◆ **REQUIRED WORK**
Search the records below for the word "electrófila" and show every line where it occurs.

◆ **Collection entries**
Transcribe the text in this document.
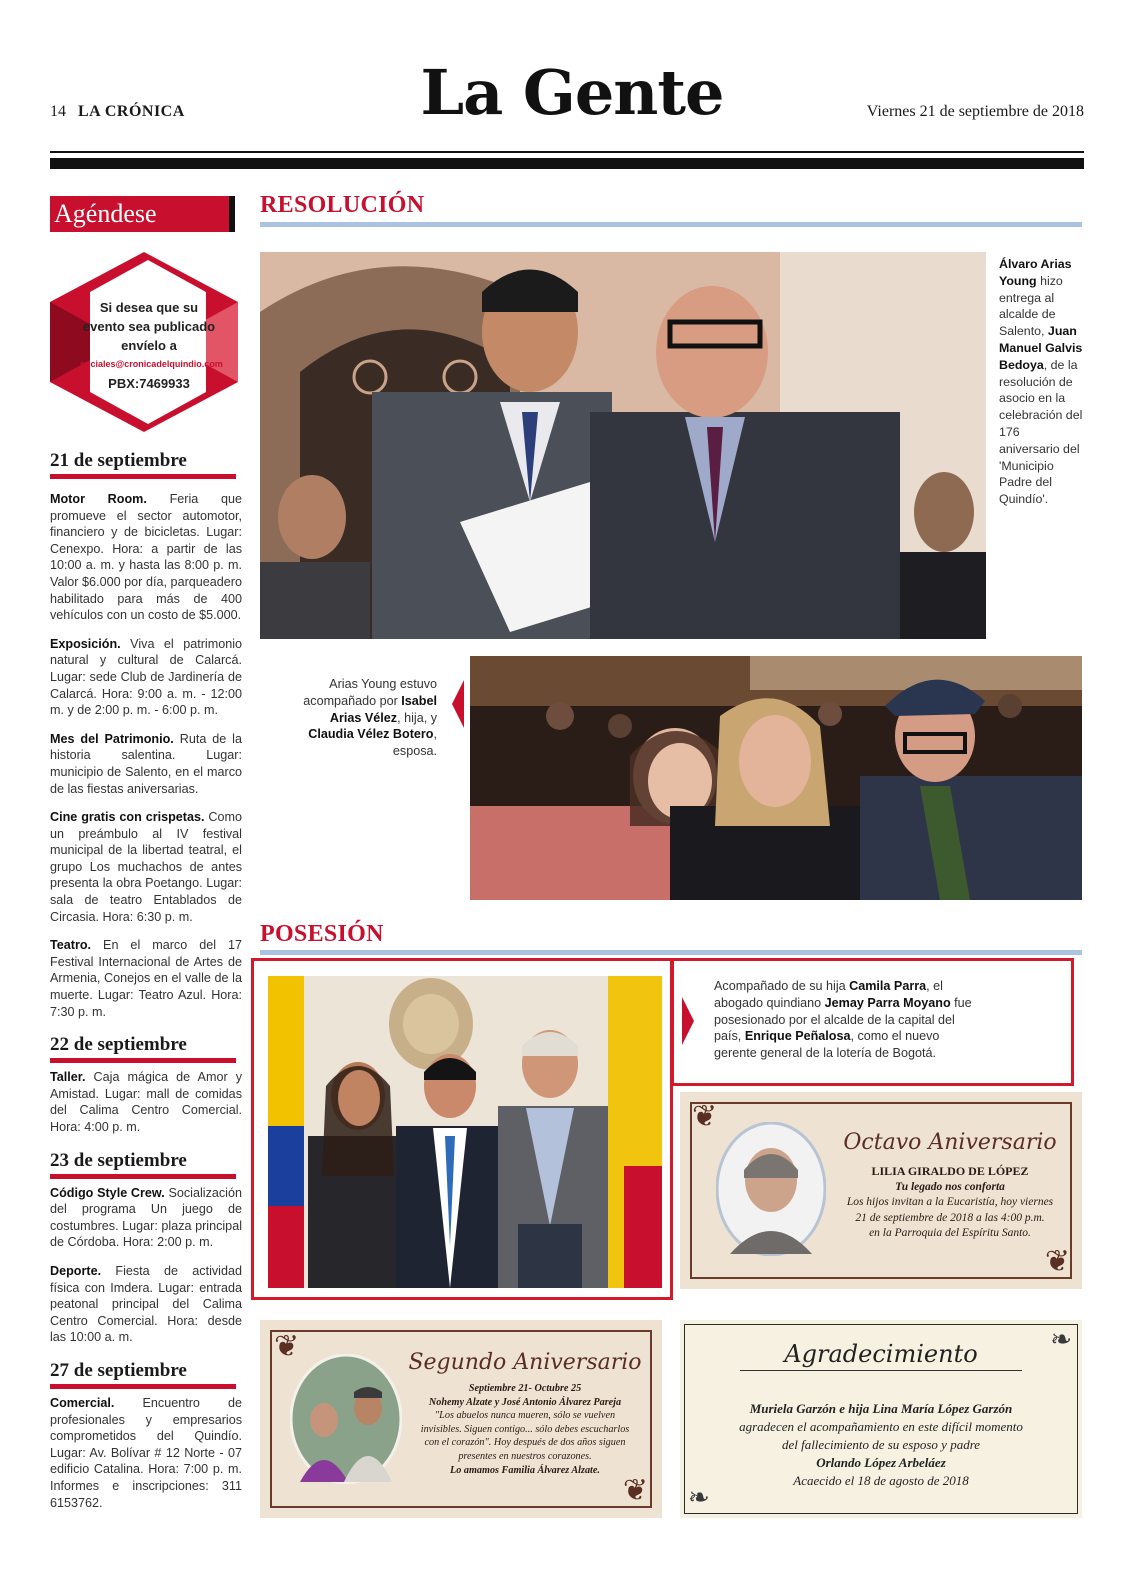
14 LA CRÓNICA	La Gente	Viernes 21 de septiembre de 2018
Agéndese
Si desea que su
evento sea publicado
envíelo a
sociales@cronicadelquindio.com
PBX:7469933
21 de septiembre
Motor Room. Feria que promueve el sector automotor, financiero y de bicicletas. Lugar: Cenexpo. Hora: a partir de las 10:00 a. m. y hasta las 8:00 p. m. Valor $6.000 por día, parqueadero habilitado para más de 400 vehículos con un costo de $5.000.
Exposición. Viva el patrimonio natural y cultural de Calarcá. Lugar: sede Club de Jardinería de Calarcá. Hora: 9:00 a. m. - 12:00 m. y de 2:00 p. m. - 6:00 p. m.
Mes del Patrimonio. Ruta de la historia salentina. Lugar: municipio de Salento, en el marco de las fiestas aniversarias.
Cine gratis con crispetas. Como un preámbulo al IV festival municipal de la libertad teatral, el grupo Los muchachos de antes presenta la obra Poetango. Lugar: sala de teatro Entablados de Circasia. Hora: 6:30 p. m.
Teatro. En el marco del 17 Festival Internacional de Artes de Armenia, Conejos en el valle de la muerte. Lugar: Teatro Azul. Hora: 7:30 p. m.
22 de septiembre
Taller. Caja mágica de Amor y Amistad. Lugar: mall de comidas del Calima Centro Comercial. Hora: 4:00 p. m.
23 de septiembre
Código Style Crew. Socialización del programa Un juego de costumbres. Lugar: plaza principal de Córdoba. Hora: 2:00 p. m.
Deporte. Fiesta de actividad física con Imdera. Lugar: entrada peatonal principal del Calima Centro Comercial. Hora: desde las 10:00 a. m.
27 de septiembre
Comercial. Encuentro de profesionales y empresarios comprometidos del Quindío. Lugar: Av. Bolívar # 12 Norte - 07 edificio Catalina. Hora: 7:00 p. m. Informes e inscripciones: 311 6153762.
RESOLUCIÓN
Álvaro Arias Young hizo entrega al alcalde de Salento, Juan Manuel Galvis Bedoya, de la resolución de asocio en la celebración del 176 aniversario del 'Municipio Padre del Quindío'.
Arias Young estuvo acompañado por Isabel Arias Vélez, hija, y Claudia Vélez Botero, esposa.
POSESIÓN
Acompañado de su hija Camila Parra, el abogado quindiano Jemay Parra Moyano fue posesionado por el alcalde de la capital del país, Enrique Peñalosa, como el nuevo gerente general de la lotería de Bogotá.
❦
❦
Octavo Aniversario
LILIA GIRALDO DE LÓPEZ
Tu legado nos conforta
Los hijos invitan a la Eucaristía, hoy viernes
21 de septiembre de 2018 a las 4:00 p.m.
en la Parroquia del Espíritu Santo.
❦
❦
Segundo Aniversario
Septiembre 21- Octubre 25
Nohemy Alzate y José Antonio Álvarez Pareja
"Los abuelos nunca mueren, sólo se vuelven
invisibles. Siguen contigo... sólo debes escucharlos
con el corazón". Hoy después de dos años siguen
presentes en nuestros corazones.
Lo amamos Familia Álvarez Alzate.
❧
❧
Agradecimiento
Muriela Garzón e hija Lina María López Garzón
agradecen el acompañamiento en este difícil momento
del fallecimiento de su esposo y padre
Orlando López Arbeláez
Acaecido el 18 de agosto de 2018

--

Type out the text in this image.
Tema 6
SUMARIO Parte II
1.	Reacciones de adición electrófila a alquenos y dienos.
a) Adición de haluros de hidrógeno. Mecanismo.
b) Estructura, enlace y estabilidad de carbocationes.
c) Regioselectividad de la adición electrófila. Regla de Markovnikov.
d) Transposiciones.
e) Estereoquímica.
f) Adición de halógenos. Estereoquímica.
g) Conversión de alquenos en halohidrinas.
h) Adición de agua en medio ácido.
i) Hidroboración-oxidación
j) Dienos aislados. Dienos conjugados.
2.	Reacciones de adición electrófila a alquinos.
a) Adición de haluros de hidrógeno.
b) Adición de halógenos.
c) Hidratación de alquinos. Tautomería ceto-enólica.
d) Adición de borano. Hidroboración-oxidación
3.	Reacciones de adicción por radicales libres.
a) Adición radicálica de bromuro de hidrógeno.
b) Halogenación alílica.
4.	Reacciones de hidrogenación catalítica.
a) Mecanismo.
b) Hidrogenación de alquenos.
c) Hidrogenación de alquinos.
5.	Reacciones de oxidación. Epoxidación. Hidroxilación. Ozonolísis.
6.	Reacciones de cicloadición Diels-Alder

◆ **EXERCISE ANSWER**
1.	Reacciones de adición electrófila a alquenos y dienos.
c) Regioselectividad de la adición electrófila. Regla de Markovnikov.
2.	Reacciones de adición electrófila a alquinos.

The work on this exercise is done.